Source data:

▬▬▬▬▬▬▬▬▬▬

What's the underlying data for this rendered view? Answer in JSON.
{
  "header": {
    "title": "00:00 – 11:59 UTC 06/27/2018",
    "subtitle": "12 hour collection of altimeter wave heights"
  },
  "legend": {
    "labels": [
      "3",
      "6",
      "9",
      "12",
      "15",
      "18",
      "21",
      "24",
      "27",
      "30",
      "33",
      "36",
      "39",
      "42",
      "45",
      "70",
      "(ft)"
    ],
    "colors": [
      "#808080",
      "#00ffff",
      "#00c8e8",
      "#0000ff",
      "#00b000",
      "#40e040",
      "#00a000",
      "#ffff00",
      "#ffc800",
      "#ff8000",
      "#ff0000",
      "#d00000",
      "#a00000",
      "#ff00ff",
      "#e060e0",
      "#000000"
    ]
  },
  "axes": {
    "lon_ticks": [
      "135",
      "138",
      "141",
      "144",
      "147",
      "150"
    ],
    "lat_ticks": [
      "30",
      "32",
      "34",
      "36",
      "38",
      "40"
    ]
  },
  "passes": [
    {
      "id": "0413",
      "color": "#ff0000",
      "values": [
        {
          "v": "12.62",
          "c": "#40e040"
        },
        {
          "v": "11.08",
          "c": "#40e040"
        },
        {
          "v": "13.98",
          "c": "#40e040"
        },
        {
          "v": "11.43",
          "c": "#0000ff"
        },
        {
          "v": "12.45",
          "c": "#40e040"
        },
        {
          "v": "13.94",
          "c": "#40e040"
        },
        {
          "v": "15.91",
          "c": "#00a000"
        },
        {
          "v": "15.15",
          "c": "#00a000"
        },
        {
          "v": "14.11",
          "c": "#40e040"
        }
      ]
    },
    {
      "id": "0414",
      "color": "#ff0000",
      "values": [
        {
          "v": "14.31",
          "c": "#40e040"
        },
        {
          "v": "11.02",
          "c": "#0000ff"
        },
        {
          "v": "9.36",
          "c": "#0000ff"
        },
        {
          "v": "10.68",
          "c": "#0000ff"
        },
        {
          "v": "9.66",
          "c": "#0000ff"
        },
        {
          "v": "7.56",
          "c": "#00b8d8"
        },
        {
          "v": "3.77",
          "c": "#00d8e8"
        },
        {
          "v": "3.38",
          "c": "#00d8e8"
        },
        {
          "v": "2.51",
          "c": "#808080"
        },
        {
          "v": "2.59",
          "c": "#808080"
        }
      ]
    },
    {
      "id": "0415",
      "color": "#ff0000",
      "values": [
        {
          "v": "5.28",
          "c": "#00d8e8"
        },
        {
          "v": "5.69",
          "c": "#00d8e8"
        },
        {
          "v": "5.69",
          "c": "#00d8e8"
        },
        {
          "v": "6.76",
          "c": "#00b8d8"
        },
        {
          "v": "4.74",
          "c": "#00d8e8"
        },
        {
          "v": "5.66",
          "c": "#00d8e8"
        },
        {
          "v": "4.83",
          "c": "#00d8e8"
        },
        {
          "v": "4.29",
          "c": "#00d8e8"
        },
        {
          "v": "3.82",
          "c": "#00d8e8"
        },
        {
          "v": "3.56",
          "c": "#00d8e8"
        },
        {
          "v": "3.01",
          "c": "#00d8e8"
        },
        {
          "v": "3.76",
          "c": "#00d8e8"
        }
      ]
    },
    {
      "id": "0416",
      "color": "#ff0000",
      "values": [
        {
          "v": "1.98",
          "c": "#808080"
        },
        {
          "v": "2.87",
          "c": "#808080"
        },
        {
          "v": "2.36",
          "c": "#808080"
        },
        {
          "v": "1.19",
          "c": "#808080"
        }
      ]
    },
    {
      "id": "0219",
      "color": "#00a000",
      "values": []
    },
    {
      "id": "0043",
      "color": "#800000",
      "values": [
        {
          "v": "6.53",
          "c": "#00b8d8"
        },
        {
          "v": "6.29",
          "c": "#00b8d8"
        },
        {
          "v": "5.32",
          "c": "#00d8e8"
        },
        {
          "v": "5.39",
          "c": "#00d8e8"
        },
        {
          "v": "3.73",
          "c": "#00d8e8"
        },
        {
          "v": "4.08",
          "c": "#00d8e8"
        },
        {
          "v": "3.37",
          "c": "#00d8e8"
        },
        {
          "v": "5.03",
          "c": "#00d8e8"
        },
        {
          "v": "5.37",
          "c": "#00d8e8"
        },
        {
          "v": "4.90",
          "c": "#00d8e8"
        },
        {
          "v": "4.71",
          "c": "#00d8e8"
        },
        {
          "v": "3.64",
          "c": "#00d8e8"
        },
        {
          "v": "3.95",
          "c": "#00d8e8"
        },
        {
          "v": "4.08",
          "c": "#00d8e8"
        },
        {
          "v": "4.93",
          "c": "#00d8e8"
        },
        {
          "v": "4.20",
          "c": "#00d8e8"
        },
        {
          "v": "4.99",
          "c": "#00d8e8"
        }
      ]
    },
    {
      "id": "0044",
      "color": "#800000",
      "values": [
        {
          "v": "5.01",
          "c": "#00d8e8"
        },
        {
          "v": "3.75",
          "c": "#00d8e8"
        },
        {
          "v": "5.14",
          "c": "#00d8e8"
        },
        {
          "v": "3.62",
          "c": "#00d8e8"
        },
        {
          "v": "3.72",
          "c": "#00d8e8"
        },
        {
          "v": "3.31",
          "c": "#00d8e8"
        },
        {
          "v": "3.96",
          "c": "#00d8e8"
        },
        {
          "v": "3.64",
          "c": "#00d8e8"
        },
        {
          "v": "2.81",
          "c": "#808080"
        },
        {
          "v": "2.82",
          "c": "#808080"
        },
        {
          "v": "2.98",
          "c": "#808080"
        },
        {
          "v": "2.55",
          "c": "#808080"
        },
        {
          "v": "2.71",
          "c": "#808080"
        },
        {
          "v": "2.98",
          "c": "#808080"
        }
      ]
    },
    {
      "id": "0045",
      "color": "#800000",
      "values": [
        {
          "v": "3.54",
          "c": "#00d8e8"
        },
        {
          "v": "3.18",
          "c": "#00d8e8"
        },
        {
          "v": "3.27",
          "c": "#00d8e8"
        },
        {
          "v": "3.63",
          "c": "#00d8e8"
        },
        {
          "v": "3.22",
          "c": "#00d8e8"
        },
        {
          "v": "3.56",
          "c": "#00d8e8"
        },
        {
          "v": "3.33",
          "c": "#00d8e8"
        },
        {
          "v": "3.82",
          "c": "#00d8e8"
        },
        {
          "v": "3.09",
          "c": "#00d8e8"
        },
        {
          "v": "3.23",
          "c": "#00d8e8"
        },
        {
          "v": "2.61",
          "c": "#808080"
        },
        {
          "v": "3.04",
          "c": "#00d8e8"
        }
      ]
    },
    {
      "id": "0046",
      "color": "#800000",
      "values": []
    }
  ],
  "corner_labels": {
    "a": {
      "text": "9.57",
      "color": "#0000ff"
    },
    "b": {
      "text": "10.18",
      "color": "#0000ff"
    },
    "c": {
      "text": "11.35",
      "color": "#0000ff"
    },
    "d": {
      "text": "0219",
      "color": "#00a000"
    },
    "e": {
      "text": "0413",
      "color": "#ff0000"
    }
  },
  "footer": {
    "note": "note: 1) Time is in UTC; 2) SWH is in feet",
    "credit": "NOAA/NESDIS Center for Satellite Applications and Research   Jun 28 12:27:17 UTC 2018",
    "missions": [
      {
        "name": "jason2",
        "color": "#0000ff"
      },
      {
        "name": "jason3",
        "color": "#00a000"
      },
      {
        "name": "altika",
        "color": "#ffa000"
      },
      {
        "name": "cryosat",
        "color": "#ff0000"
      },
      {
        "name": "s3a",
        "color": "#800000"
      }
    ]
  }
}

▬▬▬▬▬▬▬▬▬▬

Directive: Reproduce the full listing above, character for character.

Solved exercise:
What's the underlying data for this rendered view? Answer in JSON.
{
  "header": {
    "title": "00:00 – 11:59 UTC 06/27/2018",
    "subtitle": "12 hour collection of altimeter wave heights"
  },
  "legend": {
    "labels": [
      "3",
      "6",
      "9",
      "12",
      "15",
      "18",
      "21",
      "24",
      "27",
      "30",
      "33",
      "36",
      "39",
      "42",
      "45",
      "70",
      "(ft)"
    ],
    "colors": [
      "#808080",
      "#00ffff",
      "#00c8e8",
      "#0000ff",
      "#00b000",
      "#40e040",
      "#00a000",
      "#ffff00",
      "#ffc800",
      "#ff8000",
      "#ff0000",
      "#d00000",
      "#a00000",
      "#ff00ff",
      "#e060e0",
      "#000000"
    ]
  },
  "axes": {
    "lon_ticks": [
      "135",
      "138",
      "141",
      "144",
      "147",
      "150"
    ],
    "lat_ticks": [
      "30",
      "32",
      "34",
      "36",
      "38",
      "40"
    ]
  },
  "passes": [
    {
      "id": "0413",
      "color": "#ff0000",
      "values": [
        {
          "v": "12.62",
          "c": "#40e040"
        },
        {
          "v": "11.08",
          "c": "#40e040"
        },
        {
          "v": "13.98",
          "c": "#40e040"
        },
        {
          "v": "11.43",
          "c": "#0000ff"
        },
        {
          "v": "12.45",
          "c": "#40e040"
        },
        {
          "v": "13.94",
          "c": "#40e040"
        },
        {
          "v": "15.91",
          "c": "#00a000"
        },
        {
          "v": "15.15",
          "c": "#00a000"
        },
        {
          "v": "14.11",
          "c": "#40e040"
        }
      ]
    },
    {
      "id": "0414",
      "color": "#ff0000",
      "values": [
        {
          "v": "14.31",
          "c": "#40e040"
        },
        {
          "v": "11.02",
          "c": "#0000ff"
        },
        {
          "v": "9.36",
          "c": "#0000ff"
        },
        {
          "v": "10.68",
          "c": "#0000ff"
        },
        {
          "v": "9.66",
          "c": "#0000ff"
        },
        {
          "v": "7.56",
          "c": "#00b8d8"
        },
        {
          "v": "3.77",
          "c": "#00d8e8"
        },
        {
          "v": "3.38",
          "c": "#00d8e8"
        },
        {
          "v": "2.51",
          "c": "#808080"
        },
        {
          "v": "2.59",
          "c": "#808080"
        }
      ]
    },
    {
      "id": "0415",
      "color": "#ff0000",
      "values": [
        {
          "v": "5.28",
          "c": "#00d8e8"
        },
        {
          "v": "5.69",
          "c": "#00d8e8"
        },
        {
          "v": "5.69",
          "c": "#00d8e8"
        },
        {
          "v": "6.76",
          "c": "#00b8d8"
        },
        {
          "v": "4.74",
          "c": "#00d8e8"
        },
        {
          "v": "5.66",
          "c": "#00d8e8"
        },
        {
          "v": "4.83",
          "c": "#00d8e8"
        },
        {
          "v": "4.29",
          "c": "#00d8e8"
        },
        {
          "v": "3.82",
          "c": "#00d8e8"
        },
        {
          "v": "3.56",
          "c": "#00d8e8"
        },
        {
          "v": "3.01",
          "c": "#00d8e8"
        },
        {
          "v": "3.76",
          "c": "#00d8e8"
        }
      ]
    },
    {
      "id": "0416",
      "color": "#ff0000",
      "values": [
        {
          "v": "1.98",
          "c": "#808080"
        },
        {
          "v": "2.87",
          "c": "#808080"
        },
        {
          "v": "2.36",
          "c": "#808080"
        },
        {
          "v": "1.19",
          "c": "#808080"
        }
      ]
    },
    {
      "id": "0219",
      "color": "#00a000",
      "values": []
    },
    {
      "id": "0043",
      "color": "#800000",
      "values": [
        {
          "v": "6.53",
          "c": "#00b8d8"
        },
        {
          "v": "6.29",
          "c": "#00b8d8"
        },
        {
          "v": "5.32",
          "c": "#00d8e8"
        },
        {
          "v": "5.39",
          "c": "#00d8e8"
        },
        {
          "v": "3.73",
          "c": "#00d8e8"
        },
        {
          "v": "4.08",
          "c": "#00d8e8"
        },
        {
          "v": "3.37",
          "c": "#00d8e8"
        },
        {
          "v": "5.03",
          "c": "#00d8e8"
        },
        {
          "v": "5.37",
          "c": "#00d8e8"
        },
        {
          "v": "4.90",
          "c": "#00d8e8"
        },
        {
          "v": "4.71",
          "c": "#00d8e8"
        },
        {
          "v": "3.64",
          "c": "#00d8e8"
        },
        {
          "v": "3.95",
          "c": "#00d8e8"
        },
        {
          "v": "4.08",
          "c": "#00d8e8"
        },
        {
          "v": "4.93",
          "c": "#00d8e8"
        },
        {
          "v": "4.20",
          "c": "#00d8e8"
        },
        {
          "v": "4.99",
          "c": "#00d8e8"
        }
      ]
    },
    {
      "id": "0044",
      "color": "#800000",
      "values": [
        {
          "v": "5.01",
          "c": "#00d8e8"
        },
        {
          "v": "3.75",
          "c": "#00d8e8"
        },
        {
          "v": "5.14",
          "c": "#00d8e8"
        },
        {
          "v": "3.62",
          "c": "#00d8e8"
        },
        {
          "v": "3.72",
          "c": "#00d8e8"
        },
        {
          "v": "3.31",
          "c": "#00d8e8"
        },
        {
          "v": "3.96",
          "c": "#00d8e8"
        },
        {
          "v": "3.64",
          "c": "#00d8e8"
        },
        {
          "v": "2.81",
          "c": "#808080"
        },
        {
          "v": "2.82",
          "c": "#808080"
        },
        {
          "v": "2.98",
          "c": "#808080"
        },
        {
          "v": "2.55",
          "c": "#808080"
        },
        {
          "v": "2.71",
          "c": "#808080"
        },
        {
          "v": "2.98",
          "c": "#808080"
        }
      ]
    },
    {
      "id": "0045",
      "color": "#800000",
      "values": [
        {
          "v": "3.54",
          "c": "#00d8e8"
        },
        {
          "v": "3.18",
          "c": "#00d8e8"
        },
        {
          "v": "3.27",
          "c": "#00d8e8"
        },
        {
          "v": "3.63",
          "c": "#00d8e8"
        },
        {
          "v": "3.22",
          "c": "#00d8e8"
        },
        {
          "v": "3.56",
          "c": "#00d8e8"
        },
        {
          "v": "3.33",
          "c": "#00d8e8"
        },
        {
          "v": "3.82",
          "c": "#00d8e8"
        },
        {
          "v": "3.09",
          "c": "#00d8e8"
        },
        {
          "v": "3.23",
          "c": "#00d8e8"
        },
        {
          "v": "2.61",
          "c": "#808080"
        },
        {
          "v": "3.04",
          "c": "#00d8e8"
        }
      ]
    },
    {
      "id": "0046",
      "color": "#800000",
      "values": []
    }
  ],
  "corner_labels": {
    "a": {
      "text": "9.57",
      "color": "#0000ff"
    },
    "b": {
      "text": "10.18",
      "color": "#0000ff"
    },
    "c": {
      "text": "11.35",
      "color": "#0000ff"
    },
    "d": {
      "text": "0219",
      "color": "#00a000"
    },
    "e": {
      "text": "0413",
      "color": "#ff0000"
    }
  },
  "footer": {
    "note": "note: 1) Time is in UTC; 2) SWH is in feet",
    "credit": "NOAA/NESDIS Center for Satellite Applications and Research   Jun 28 12:27:17 UTC 2018",
    "missions": [
      {
        "name": "jason2",
        "color": "#0000ff"
      },
      {
        "name": "jason3",
        "color": "#00a000"
      },
      {
        "name": "altika",
        "color": "#ffa000"
      },
      {
        "name": "cryosat",
        "color": "#ff0000"
      },
      {
        "name": "s3a",
        "color": "#800000"
      }
    ]
  }
}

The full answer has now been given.